Given records:

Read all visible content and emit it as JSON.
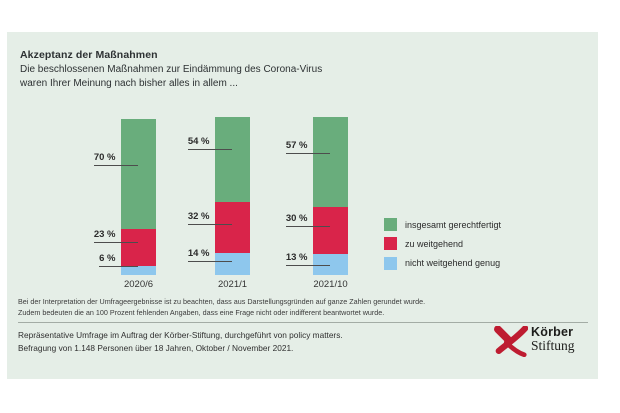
{
  "page": {
    "background": "#ffffff",
    "card_background": "#e5eee7"
  },
  "header": {
    "title": "Akzeptanz der Maßnahmen",
    "subtitle_line1": "Die beschlossenen Maßnahmen zur Eindämmung des Corona-Virus",
    "subtitle_line2": "waren Ihrer Meinung nach bisher alles in allem ..."
  },
  "chart_data": {
    "type": "bar",
    "stacked": true,
    "orientation": "vertical",
    "categories": [
      "2020/6",
      "2021/1",
      "2021/10"
    ],
    "series": [
      {
        "name": "insgesamt gerechtfertigt",
        "color": "#69ad7c",
        "values": [
          70,
          54,
          57
        ]
      },
      {
        "name": "zu weitgehend",
        "color": "#d9244a",
        "values": [
          23,
          32,
          30
        ]
      },
      {
        "name": "nicht weitgehend genug",
        "color": "#8ec7ed",
        "values": [
          6,
          14,
          13
        ]
      }
    ],
    "value_labels": [
      [
        "70 %",
        "23 %",
        "6 %"
      ],
      [
        "54 %",
        "32 %",
        "14 %"
      ],
      [
        "57 %",
        "30 %",
        "13 %"
      ]
    ],
    "unit": "%",
    "ylim": [
      0,
      100
    ],
    "grid": false,
    "legend_position": "right"
  },
  "footnotes": [
    "Bei der Interpretation der Umfrageergebnisse ist zu beachten, dass aus Darstellungsgründen auf ganze Zahlen gerundet wurde.",
    "Zudem bedeuten die an 100 Prozent fehlenden Angaben, dass eine Frage nicht oder indifferent beantwortet wurde."
  ],
  "source": [
    "Repräsentative Umfrage im Auftrag der Körber-Stiftung, durchgeführt von policy matters.",
    "Befragung von 1.148 Personen über 18 Jahren, Oktober / November 2021."
  ],
  "logo": {
    "mark_icon": "koerber-k-mark",
    "line1": "Körber",
    "line2": "Stiftung",
    "mark_color": "#be1c31"
  }
}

Task goal: Return each line of the preceding material in which "nicht" can be found.

Exercise solution:
        "name": "nicht weitgehend genug",
    "Zudem bedeuten die an 100 Prozent fehlenden Angaben, dass eine Frage nicht oder indifferent beantwortet wurde."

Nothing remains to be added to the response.